▶ **Aufgabe**:
An welchem Tag beginnt laut dem Text zum 9-Euro-Ticket der Vorverkauf beim Verkehrsverbund Nah.SH in Schleswig-Holstein?

Beim HVV gibt es ab dem heutigen Freitag, 20. Mai, das Ticket im Vorverkauf über die Smartphone-App, im Shop auf hvv.de, in vielen Servicestellen sowie in vielen Bussen. Abokunden sollen automatisch profitieren, die Preise für Profi-, Schüler-, Semester- und Sozialtickets werden abgesenkt. Ab 1. Juni können die 9-Euro-Tickets dann auch in der Switch-App, in allen Bussen sowie an den Automaten erworben werden.

Beim Verkehrsverbund Nah.SH in Schleswig-Holstein startet der Vorverkauf am Montag, 23. Mai. Möglich ist dies über die Nah.SH-App, in Bussen, in Bahnhöfen an den Fahrkartenautomaten sowie an den Verkaufsstellen der Verkehrsunternehmen.

Eine Ausnahme ist die AKN. Deren Automaten werden erst ab dem 1. Juni das 9-Euro-Ticket anbieten, vorher können auch hier ab 23. Mai die Servicestellen und Agenturen in Kaltenkirchen, Bad Bramstedt und Quickborn genutzt werden.

Auch die Automaten der NBE Nordbahn werden zum 1. Juni umgestellt, der Vorverkauf läuft hier vor Ort an den Servicestellen in Bad Segeberg, Büsum, Glückstadt und Tornesch.

Auch in Schleswig-Holstein werden bei Abonnenten die jeweiligen Abbuchungsbeträge automatisch gekürzt. Die entsprechenden Tickets gelten wie auch jene des HVV dann deutschlandweit für den Nahverkehr. Die Abonnements müssen nicht gekündigt werden.

Grundsätzlich gilt: Ab September werden wieder die alten Tarife erhoben. Eine dauerhafte Senkung ist nach Auskunft der Verkehrsunternehmen nicht möglich, da ansonsten die Finanzierung des Betriebs nicht sichergestellt werden könnte, sondern Taktungen gekürzt werden müssten.

▶ **Datenauszug**:
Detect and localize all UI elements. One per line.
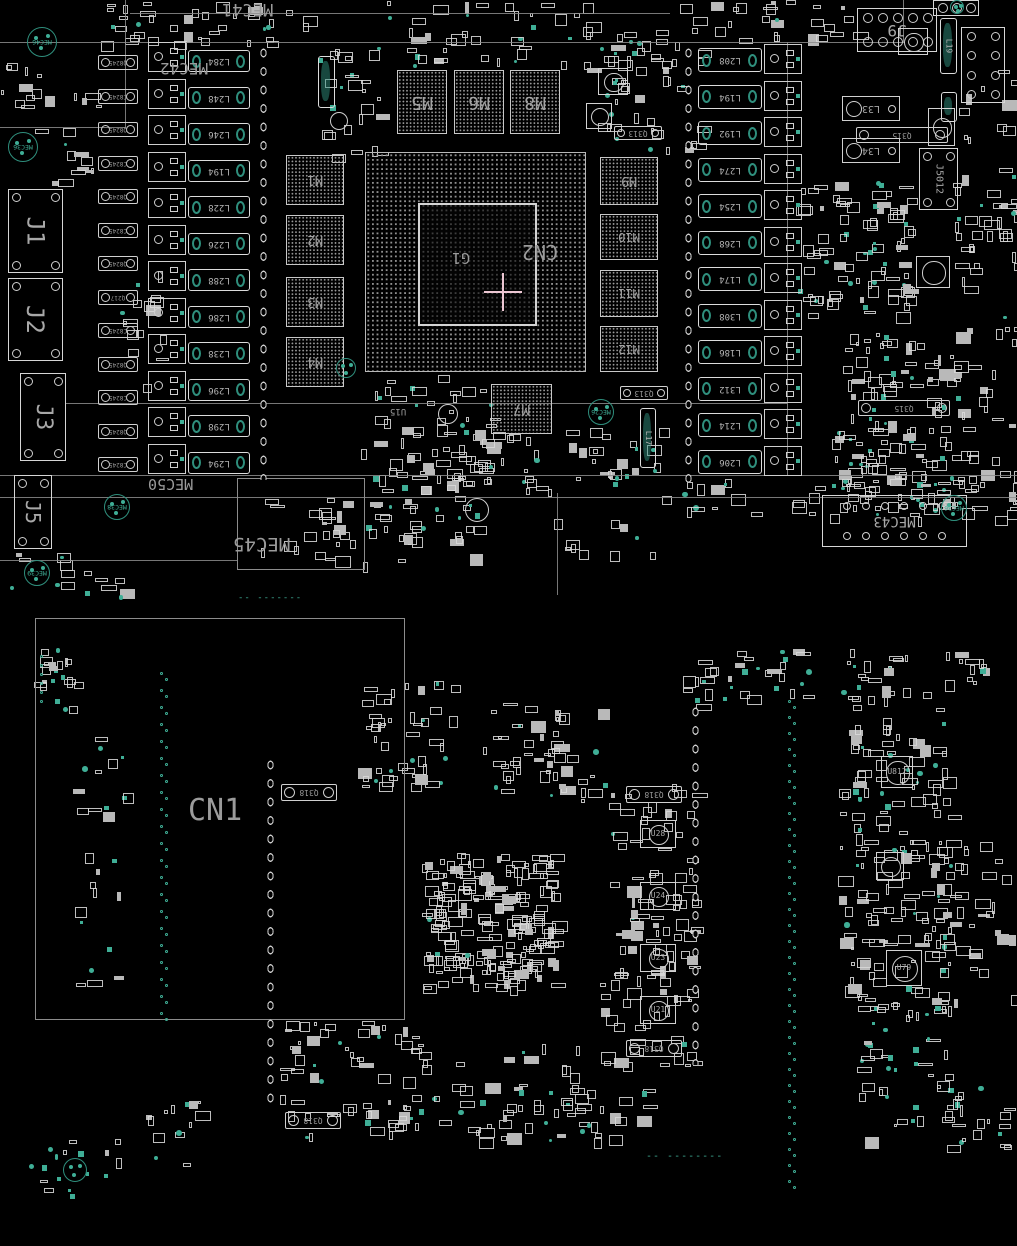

▶ **Vollständige Lösung**:
Am Montag, 23. Mai.